Given exercise:
Locate and copy each line in the data that contains the word "erittäin".
........
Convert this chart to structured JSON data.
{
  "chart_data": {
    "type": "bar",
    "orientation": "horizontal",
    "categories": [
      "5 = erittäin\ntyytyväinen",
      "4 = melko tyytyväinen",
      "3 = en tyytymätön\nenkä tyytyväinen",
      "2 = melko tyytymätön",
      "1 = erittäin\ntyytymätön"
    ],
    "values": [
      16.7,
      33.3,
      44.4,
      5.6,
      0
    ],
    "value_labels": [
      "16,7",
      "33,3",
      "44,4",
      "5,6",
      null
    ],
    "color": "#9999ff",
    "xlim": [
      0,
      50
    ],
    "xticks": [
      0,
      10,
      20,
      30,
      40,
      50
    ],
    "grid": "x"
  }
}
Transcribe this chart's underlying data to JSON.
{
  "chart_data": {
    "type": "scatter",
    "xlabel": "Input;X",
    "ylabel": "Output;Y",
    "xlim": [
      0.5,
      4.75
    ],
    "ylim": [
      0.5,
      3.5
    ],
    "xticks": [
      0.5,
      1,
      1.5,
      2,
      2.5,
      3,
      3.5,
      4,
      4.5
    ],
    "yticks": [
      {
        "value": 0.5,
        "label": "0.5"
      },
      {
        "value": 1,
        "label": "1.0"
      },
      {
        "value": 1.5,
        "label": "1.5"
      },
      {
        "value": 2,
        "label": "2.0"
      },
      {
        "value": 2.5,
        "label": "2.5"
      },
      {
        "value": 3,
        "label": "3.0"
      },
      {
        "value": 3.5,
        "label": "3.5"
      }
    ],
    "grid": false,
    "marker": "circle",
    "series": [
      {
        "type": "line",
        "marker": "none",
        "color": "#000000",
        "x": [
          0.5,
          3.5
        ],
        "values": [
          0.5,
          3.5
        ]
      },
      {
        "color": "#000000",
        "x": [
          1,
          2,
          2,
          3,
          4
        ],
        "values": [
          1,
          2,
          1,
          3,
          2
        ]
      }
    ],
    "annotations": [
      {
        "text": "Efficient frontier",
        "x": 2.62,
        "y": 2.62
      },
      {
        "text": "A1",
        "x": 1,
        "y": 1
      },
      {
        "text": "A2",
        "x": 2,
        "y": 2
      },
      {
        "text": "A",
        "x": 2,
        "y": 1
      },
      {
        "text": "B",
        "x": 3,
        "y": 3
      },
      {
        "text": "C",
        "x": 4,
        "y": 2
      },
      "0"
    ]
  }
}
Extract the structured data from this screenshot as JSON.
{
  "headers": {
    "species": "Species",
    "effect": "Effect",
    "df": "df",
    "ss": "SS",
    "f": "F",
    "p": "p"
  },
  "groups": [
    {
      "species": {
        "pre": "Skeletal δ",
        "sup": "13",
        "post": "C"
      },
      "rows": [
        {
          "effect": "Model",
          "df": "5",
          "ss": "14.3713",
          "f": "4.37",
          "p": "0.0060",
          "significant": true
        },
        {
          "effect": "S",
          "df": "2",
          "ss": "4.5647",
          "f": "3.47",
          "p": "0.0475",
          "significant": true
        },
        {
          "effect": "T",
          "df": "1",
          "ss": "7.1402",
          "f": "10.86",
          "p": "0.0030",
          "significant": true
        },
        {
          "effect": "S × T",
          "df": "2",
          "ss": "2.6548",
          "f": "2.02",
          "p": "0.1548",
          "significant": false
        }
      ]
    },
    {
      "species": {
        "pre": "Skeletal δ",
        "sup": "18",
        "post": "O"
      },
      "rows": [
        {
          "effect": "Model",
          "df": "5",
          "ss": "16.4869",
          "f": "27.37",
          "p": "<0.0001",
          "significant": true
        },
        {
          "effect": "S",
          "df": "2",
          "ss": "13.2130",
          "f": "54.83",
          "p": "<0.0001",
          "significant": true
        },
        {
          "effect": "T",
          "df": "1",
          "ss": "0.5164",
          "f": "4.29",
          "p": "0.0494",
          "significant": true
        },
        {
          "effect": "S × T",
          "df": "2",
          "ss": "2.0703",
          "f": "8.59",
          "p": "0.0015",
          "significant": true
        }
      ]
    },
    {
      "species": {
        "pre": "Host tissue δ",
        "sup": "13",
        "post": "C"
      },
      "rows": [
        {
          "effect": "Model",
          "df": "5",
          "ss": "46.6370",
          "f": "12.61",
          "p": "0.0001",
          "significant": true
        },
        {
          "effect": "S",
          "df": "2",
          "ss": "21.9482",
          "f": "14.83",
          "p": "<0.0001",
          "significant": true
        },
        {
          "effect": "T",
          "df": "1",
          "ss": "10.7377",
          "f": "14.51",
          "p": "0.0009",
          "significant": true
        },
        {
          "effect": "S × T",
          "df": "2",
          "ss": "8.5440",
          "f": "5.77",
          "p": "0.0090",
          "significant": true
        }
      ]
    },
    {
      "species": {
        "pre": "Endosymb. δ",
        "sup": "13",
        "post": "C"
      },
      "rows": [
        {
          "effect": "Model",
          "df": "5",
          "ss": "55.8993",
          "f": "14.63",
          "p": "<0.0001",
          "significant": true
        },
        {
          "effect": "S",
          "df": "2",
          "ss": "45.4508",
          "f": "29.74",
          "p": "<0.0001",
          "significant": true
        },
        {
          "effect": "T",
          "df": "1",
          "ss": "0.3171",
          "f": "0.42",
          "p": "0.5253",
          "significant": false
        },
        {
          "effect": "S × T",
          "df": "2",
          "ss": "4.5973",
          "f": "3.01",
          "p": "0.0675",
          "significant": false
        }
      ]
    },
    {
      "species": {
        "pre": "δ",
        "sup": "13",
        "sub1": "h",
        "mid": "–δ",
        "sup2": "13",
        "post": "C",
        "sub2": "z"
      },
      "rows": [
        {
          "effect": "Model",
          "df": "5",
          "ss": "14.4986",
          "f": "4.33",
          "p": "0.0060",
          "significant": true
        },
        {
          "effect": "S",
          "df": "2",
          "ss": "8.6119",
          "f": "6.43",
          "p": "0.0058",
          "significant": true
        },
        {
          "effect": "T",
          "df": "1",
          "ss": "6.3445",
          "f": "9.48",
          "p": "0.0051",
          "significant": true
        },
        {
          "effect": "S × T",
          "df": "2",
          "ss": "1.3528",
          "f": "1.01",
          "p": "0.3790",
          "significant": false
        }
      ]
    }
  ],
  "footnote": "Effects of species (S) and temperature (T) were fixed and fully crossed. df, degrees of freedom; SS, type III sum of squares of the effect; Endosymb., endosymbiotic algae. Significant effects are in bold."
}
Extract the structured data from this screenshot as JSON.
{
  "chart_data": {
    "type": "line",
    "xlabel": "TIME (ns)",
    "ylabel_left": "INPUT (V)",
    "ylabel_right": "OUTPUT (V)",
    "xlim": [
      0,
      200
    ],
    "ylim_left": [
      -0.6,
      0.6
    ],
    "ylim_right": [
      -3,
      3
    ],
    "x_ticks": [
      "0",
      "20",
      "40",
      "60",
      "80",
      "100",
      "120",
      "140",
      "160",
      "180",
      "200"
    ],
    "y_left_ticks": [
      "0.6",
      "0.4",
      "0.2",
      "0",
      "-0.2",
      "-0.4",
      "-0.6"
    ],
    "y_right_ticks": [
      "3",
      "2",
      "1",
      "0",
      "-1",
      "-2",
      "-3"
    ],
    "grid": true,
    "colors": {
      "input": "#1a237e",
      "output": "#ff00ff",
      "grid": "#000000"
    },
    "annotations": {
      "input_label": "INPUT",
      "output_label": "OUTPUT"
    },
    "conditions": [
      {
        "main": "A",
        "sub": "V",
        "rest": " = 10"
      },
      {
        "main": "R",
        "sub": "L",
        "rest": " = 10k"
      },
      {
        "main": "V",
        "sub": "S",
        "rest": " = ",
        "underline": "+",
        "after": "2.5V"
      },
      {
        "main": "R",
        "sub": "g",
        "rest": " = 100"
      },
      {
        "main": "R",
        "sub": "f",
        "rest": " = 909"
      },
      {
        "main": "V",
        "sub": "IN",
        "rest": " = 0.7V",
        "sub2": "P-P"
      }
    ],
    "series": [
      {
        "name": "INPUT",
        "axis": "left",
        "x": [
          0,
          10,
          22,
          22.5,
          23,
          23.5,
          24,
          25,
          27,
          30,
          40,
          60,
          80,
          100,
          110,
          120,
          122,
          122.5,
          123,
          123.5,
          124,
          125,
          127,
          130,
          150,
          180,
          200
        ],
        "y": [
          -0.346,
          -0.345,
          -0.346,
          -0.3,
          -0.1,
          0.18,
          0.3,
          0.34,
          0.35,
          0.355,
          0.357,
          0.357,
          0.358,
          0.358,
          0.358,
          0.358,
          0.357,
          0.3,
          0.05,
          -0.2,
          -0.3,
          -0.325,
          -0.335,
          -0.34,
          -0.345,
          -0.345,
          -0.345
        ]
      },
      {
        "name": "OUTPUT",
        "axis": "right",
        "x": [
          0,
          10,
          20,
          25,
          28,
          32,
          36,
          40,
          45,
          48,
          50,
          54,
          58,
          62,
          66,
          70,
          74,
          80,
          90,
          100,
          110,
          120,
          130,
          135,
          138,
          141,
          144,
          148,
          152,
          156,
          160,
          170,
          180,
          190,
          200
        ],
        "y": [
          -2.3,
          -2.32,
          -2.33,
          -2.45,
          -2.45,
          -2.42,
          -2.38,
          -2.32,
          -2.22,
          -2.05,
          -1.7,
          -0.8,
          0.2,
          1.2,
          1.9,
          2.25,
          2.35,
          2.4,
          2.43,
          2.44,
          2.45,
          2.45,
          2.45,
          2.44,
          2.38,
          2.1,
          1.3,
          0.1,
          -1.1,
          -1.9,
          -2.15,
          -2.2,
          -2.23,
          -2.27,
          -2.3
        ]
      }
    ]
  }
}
........
Solution below:
      "5 = erittäin\ntyytyväinen",
      "1 = erittäin\ntyytymätön"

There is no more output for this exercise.